(Records about charts and figures)

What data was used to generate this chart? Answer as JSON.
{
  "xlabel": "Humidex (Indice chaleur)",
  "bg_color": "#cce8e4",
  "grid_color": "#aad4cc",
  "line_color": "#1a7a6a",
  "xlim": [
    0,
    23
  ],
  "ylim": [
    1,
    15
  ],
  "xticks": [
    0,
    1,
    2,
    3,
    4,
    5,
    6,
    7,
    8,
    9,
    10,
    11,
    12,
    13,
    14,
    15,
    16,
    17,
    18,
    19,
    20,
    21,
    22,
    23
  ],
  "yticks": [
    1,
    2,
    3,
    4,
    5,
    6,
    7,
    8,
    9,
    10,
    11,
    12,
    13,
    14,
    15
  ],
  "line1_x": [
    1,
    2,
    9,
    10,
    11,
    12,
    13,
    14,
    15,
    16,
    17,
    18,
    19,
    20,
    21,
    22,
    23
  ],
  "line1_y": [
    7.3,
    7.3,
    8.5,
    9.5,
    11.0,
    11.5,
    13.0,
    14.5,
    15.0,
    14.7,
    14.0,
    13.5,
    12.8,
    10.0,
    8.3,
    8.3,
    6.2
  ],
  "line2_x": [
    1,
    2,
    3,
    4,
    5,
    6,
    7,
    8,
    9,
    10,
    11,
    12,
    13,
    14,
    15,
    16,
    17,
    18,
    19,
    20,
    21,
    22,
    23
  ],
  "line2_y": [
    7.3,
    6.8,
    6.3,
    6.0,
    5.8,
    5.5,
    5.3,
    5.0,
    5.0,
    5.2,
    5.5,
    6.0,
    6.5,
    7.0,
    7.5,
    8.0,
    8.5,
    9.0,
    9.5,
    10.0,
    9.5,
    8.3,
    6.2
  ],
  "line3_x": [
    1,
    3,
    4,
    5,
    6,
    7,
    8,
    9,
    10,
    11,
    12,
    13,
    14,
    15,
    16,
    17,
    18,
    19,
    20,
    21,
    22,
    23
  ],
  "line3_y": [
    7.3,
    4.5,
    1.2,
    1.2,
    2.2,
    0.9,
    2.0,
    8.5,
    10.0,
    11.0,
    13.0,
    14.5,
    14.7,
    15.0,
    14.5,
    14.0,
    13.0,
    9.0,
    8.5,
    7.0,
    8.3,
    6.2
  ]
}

▶ [Objective] Write out every entry again exactly, please, with nothing missing.

▶ [Response]
What data was used to generate this chart? Answer as JSON.
{
  "xlabel": "Humidex (Indice chaleur)",
  "bg_color": "#cce8e4",
  "grid_color": "#aad4cc",
  "line_color": "#1a7a6a",
  "xlim": [
    0,
    23
  ],
  "ylim": [
    1,
    15
  ],
  "xticks": [
    0,
    1,
    2,
    3,
    4,
    5,
    6,
    7,
    8,
    9,
    10,
    11,
    12,
    13,
    14,
    15,
    16,
    17,
    18,
    19,
    20,
    21,
    22,
    23
  ],
  "yticks": [
    1,
    2,
    3,
    4,
    5,
    6,
    7,
    8,
    9,
    10,
    11,
    12,
    13,
    14,
    15
  ],
  "line1_x": [
    1,
    2,
    9,
    10,
    11,
    12,
    13,
    14,
    15,
    16,
    17,
    18,
    19,
    20,
    21,
    22,
    23
  ],
  "line1_y": [
    7.3,
    7.3,
    8.5,
    9.5,
    11.0,
    11.5,
    13.0,
    14.5,
    15.0,
    14.7,
    14.0,
    13.5,
    12.8,
    10.0,
    8.3,
    8.3,
    6.2
  ],
  "line2_x": [
    1,
    2,
    3,
    4,
    5,
    6,
    7,
    8,
    9,
    10,
    11,
    12,
    13,
    14,
    15,
    16,
    17,
    18,
    19,
    20,
    21,
    22,
    23
  ],
  "line2_y": [
    7.3,
    6.8,
    6.3,
    6.0,
    5.8,
    5.5,
    5.3,
    5.0,
    5.0,
    5.2,
    5.5,
    6.0,
    6.5,
    7.0,
    7.5,
    8.0,
    8.5,
    9.0,
    9.5,
    10.0,
    9.5,
    8.3,
    6.2
  ],
  "line3_x": [
    1,
    3,
    4,
    5,
    6,
    7,
    8,
    9,
    10,
    11,
    12,
    13,
    14,
    15,
    16,
    17,
    18,
    19,
    20,
    21,
    22,
    23
  ],
  "line3_y": [
    7.3,
    4.5,
    1.2,
    1.2,
    2.2,
    0.9,
    2.0,
    8.5,
    10.0,
    11.0,
    13.0,
    14.5,
    14.7,
    15.0,
    14.5,
    14.0,
    13.0,
    9.0,
    8.5,
    7.0,
    8.3,
    6.2
  ]
}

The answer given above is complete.